## BEGIN Information given

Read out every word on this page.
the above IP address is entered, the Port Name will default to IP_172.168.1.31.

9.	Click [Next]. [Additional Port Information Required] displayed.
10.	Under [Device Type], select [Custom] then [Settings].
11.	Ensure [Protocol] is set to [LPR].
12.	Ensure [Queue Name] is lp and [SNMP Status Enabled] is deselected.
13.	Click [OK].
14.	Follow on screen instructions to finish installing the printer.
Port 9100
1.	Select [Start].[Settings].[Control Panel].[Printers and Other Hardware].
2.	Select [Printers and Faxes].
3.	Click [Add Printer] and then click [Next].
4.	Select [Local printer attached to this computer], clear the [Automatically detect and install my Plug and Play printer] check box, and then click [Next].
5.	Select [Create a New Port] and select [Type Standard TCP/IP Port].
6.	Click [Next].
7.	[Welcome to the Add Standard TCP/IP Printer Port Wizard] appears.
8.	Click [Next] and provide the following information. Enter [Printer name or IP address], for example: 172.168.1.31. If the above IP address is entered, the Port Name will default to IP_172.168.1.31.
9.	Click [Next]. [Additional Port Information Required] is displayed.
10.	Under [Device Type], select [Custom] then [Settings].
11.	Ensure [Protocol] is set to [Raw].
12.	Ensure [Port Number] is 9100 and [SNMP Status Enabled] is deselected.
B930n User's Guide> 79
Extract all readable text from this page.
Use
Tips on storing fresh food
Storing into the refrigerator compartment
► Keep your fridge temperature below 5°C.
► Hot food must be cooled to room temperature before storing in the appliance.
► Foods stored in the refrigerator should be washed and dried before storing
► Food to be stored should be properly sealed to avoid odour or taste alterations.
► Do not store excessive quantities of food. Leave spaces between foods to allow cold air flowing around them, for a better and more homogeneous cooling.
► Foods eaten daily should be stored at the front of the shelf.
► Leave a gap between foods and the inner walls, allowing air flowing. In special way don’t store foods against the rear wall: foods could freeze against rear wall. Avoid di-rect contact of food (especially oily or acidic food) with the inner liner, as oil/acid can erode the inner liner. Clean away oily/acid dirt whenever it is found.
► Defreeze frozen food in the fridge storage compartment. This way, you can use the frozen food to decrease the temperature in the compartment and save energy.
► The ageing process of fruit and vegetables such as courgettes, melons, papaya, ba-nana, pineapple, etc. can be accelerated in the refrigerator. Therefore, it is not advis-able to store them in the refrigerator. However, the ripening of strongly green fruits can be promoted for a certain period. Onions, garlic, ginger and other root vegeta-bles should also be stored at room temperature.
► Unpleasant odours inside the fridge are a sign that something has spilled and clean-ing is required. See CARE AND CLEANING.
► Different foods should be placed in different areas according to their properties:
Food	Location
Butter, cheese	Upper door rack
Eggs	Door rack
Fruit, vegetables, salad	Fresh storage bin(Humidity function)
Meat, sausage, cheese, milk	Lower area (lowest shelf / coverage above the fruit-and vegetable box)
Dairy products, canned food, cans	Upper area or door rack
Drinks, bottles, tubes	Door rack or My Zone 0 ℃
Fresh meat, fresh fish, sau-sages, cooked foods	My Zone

## END Information given

- _Set problem_
Only the number is wanted: how many lines of the material contain the word "Status"?

- _Expected output_
2